# Challenge
Your answer is a single number: the count of lines that contain the string "color".

━━━━━━

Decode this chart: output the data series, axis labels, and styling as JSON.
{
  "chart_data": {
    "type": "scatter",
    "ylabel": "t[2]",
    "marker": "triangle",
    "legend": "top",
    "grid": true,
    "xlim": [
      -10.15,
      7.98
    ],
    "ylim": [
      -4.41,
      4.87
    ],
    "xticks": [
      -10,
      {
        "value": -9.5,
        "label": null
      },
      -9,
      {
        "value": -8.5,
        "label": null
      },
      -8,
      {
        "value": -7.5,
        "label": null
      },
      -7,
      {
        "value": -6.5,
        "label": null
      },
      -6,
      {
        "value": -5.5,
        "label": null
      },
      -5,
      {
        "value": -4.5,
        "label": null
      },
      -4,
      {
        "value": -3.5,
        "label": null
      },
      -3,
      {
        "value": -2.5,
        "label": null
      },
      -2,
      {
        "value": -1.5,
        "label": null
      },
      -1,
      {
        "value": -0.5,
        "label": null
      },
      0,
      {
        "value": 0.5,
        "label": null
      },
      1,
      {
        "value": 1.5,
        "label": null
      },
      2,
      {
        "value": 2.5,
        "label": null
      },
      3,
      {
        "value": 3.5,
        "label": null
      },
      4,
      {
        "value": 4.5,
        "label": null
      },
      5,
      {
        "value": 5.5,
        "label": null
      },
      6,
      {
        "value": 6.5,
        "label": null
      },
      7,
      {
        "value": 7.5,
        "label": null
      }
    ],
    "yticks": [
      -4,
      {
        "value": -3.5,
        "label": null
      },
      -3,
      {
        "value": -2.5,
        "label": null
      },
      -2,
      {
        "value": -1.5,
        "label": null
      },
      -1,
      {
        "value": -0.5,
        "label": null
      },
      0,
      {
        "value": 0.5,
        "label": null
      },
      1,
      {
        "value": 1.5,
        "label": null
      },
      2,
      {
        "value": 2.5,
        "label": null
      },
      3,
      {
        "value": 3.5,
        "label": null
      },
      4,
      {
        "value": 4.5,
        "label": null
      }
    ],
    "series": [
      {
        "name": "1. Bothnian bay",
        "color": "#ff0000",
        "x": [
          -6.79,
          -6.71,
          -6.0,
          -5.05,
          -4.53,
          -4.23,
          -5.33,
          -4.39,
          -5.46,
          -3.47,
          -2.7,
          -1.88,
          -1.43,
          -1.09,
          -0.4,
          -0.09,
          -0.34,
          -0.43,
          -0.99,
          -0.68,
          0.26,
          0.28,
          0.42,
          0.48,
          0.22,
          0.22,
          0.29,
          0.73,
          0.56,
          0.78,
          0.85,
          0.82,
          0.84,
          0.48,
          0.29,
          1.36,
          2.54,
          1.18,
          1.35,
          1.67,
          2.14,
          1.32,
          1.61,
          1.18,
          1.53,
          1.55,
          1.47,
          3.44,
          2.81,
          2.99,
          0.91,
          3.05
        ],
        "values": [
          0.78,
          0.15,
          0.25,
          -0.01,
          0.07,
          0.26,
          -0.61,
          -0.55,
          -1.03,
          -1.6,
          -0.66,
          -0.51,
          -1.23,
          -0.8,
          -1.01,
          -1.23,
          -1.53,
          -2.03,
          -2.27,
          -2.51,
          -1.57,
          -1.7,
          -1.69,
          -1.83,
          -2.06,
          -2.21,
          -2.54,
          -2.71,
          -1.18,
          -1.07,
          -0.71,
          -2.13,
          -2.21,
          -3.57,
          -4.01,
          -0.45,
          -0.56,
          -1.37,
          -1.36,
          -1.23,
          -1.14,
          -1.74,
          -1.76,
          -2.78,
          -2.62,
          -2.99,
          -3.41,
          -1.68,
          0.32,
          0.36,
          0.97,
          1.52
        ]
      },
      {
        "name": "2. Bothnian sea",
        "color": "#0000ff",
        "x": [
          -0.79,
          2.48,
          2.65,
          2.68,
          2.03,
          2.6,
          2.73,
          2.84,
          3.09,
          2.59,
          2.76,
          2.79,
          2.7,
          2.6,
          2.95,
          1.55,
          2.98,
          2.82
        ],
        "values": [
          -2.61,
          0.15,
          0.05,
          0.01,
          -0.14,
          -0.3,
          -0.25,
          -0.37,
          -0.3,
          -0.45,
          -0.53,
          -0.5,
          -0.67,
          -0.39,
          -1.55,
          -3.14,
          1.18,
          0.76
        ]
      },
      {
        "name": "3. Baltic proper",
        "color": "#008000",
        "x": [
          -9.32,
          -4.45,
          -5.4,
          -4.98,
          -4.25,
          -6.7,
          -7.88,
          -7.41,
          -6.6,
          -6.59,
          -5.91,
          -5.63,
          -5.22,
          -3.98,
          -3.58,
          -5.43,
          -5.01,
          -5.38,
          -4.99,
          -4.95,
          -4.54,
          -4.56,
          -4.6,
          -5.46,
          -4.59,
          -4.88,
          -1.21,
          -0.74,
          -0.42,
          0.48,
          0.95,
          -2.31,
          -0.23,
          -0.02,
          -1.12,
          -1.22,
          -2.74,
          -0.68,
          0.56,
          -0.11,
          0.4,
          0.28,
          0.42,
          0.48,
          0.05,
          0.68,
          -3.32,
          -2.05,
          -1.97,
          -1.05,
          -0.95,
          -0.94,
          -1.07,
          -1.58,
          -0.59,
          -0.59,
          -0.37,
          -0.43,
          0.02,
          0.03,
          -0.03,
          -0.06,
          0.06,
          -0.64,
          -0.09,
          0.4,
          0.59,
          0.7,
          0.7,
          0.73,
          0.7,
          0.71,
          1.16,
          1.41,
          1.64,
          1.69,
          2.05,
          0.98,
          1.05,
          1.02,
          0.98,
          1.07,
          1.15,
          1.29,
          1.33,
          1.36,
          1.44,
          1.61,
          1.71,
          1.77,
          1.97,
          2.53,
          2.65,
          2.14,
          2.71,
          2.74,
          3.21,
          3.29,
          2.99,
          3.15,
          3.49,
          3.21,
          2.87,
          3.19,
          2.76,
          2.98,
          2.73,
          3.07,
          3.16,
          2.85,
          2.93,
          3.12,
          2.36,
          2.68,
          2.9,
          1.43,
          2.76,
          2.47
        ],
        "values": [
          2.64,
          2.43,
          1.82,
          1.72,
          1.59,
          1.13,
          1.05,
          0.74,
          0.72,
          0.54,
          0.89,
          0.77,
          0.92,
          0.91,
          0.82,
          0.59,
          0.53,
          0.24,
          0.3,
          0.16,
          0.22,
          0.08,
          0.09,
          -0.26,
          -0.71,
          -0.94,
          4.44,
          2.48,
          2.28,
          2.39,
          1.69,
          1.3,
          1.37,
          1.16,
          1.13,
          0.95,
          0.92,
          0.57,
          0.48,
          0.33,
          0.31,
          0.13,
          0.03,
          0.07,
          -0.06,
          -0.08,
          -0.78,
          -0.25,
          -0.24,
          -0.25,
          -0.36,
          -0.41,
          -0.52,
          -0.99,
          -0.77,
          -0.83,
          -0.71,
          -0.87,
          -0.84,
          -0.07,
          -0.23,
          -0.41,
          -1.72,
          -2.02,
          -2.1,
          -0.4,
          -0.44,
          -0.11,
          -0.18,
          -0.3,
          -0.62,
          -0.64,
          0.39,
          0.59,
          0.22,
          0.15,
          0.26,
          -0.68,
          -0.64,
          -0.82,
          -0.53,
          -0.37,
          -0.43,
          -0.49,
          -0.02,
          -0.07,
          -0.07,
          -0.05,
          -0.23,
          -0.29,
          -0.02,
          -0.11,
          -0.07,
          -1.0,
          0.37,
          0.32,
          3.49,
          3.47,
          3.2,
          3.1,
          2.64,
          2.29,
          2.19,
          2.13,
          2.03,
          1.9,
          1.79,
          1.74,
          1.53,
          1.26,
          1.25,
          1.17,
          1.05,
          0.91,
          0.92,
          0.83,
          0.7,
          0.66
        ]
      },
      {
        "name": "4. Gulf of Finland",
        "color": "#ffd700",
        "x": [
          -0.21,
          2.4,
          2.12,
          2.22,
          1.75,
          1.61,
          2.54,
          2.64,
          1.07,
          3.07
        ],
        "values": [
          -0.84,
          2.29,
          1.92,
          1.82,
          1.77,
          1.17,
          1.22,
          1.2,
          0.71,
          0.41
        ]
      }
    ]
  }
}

━━━━━━

# Response to this exercise
4